Source data
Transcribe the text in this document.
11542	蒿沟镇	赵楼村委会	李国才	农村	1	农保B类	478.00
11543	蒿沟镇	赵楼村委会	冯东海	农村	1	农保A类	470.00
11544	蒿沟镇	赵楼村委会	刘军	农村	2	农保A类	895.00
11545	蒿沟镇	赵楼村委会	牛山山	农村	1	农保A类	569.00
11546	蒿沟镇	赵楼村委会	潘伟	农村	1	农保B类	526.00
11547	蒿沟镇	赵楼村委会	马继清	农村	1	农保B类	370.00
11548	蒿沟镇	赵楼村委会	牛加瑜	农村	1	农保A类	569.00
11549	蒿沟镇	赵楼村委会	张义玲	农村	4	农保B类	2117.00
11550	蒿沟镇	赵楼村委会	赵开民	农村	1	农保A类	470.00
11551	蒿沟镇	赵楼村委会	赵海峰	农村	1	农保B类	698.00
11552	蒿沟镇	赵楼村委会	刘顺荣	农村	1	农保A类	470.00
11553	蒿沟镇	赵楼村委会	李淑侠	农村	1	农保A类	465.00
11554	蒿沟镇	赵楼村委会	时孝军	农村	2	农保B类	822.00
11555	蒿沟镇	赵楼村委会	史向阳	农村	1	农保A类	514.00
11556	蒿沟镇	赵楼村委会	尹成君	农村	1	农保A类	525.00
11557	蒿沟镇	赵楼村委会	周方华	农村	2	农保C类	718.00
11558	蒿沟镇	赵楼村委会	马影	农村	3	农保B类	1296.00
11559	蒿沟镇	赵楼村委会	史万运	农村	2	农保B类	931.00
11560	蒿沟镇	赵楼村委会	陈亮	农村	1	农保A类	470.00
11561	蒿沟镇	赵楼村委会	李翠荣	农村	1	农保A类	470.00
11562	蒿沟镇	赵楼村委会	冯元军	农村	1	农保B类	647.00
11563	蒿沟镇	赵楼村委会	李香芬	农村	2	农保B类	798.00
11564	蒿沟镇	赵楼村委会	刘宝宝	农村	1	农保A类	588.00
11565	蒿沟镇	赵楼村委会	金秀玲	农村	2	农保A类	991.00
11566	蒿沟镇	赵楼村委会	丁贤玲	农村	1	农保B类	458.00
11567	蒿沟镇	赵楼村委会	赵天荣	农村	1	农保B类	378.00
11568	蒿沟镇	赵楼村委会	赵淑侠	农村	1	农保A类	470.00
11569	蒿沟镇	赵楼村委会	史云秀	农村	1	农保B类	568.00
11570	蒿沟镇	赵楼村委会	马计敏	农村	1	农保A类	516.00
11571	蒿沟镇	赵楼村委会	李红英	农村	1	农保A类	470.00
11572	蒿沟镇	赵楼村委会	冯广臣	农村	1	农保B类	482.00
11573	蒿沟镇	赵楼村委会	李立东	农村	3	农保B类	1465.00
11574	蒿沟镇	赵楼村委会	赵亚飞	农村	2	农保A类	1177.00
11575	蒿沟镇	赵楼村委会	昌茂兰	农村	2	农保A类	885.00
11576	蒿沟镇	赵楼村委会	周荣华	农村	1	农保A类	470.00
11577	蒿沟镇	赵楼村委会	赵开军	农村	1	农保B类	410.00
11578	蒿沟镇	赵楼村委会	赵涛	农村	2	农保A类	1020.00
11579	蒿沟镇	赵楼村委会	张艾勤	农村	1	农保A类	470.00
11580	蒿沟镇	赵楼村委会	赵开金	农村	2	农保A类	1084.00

---

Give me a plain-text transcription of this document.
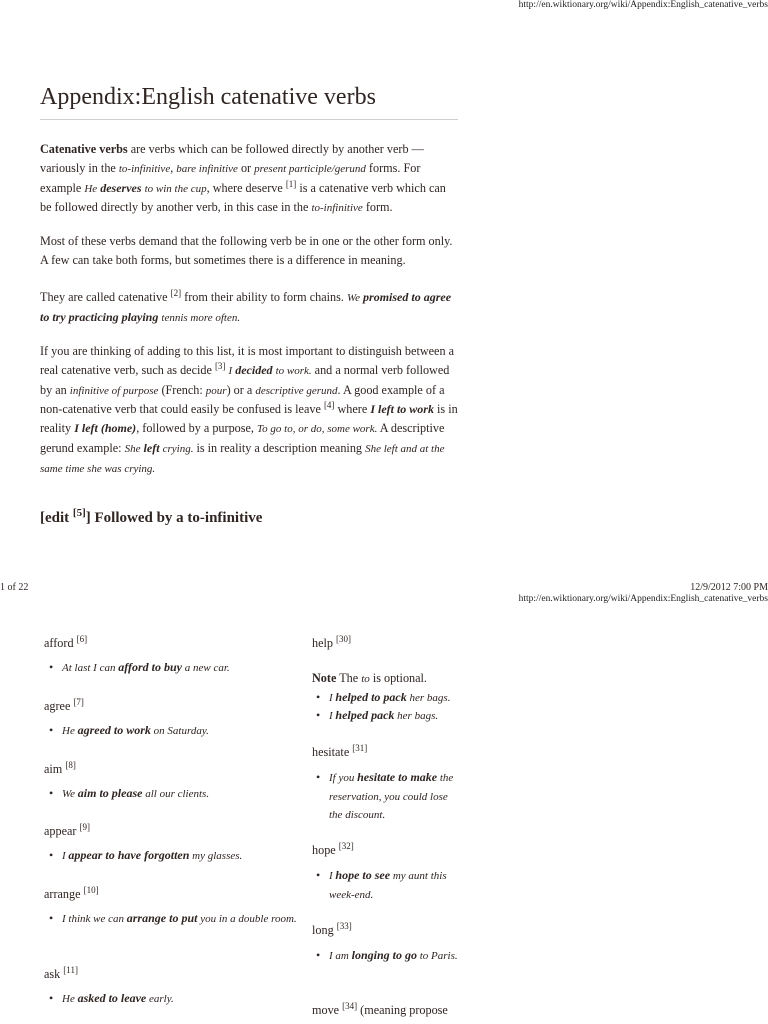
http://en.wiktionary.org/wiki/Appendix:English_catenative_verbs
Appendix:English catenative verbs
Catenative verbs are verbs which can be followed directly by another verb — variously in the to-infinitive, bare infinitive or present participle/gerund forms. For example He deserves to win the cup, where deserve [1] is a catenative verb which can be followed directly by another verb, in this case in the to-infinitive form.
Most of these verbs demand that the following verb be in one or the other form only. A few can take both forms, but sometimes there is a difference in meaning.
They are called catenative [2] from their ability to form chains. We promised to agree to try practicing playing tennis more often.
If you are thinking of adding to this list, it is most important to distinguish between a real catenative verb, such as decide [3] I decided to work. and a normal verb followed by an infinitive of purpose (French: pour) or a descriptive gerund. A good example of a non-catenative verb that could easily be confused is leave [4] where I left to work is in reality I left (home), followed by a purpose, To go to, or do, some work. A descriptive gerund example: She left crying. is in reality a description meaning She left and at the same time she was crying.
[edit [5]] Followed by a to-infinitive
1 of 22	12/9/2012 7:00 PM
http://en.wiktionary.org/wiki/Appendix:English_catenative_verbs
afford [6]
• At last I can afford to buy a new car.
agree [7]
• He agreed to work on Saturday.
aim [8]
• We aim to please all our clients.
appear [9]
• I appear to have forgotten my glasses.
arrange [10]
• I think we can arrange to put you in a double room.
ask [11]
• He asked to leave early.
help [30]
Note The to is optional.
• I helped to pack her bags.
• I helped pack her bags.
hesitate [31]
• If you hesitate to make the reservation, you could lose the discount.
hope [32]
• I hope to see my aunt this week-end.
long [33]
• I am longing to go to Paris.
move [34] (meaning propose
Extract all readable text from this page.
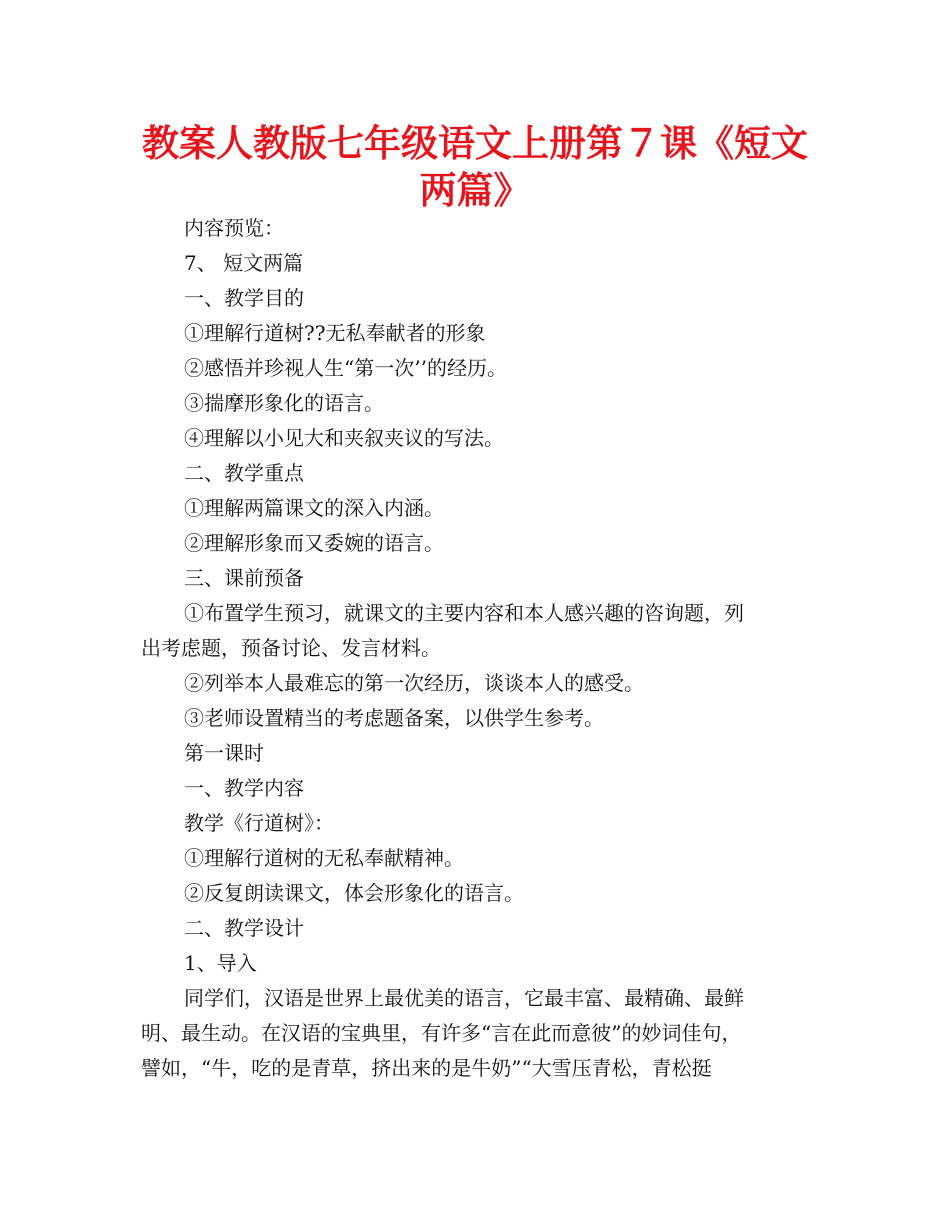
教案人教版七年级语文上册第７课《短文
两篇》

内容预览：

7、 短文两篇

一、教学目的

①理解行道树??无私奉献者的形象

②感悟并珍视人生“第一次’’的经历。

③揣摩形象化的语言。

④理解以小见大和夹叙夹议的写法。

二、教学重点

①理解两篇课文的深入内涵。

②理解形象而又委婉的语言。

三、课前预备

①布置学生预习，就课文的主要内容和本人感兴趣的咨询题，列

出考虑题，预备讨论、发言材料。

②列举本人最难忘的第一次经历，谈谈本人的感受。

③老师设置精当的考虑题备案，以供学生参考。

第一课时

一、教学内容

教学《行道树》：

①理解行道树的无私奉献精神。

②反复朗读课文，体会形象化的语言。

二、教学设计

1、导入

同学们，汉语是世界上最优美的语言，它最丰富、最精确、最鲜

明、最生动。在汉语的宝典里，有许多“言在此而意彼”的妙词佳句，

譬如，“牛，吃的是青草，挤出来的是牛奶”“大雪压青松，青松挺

...

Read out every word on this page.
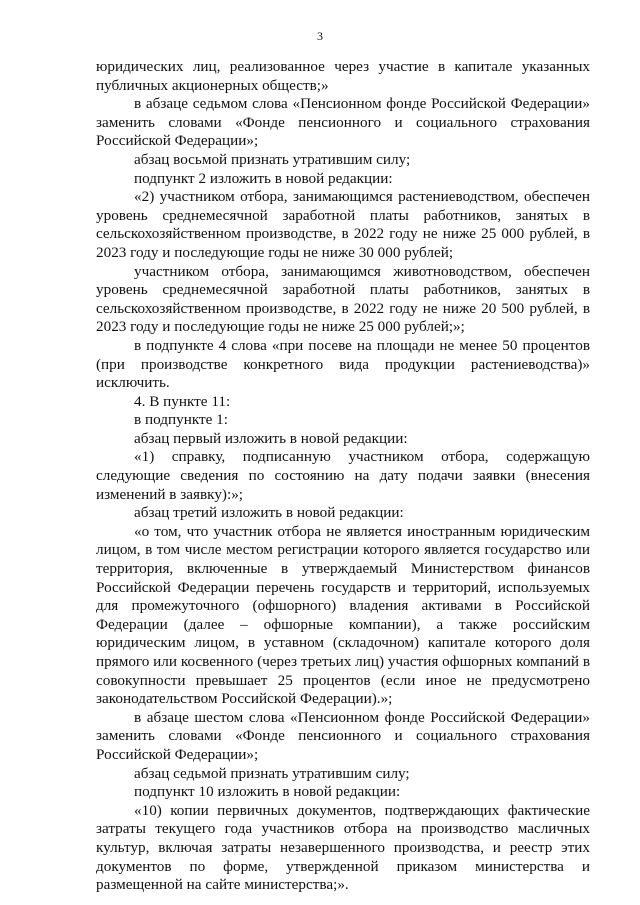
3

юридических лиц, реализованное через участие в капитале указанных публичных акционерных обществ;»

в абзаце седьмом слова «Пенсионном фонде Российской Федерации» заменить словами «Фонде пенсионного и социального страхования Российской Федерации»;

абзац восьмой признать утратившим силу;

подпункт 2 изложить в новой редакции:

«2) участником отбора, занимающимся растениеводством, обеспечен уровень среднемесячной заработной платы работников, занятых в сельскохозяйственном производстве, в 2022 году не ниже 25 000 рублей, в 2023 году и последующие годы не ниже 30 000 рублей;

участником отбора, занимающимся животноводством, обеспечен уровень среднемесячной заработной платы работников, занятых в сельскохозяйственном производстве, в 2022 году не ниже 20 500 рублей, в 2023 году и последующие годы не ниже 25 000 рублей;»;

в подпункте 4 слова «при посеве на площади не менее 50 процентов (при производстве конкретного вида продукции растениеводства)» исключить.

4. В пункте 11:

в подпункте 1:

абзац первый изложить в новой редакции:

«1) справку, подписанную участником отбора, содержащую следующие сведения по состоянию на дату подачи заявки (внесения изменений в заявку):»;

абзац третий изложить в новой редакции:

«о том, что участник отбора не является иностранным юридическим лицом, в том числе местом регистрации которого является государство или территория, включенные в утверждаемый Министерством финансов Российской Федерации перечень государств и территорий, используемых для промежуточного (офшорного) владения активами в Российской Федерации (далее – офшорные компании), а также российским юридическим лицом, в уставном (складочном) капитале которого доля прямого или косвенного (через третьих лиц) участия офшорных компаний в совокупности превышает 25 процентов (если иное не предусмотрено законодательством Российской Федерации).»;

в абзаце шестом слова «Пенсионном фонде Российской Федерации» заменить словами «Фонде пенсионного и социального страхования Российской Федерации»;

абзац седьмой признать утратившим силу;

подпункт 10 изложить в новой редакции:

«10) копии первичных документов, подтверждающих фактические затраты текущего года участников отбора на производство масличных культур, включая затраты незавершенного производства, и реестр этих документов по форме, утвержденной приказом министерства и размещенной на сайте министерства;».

- **REQUEST**
Copy each line in the data that holds the word "document".

- **FULL SOLUTION**
Transcribe the text in this document.
Give me a plain-text transcription of this document.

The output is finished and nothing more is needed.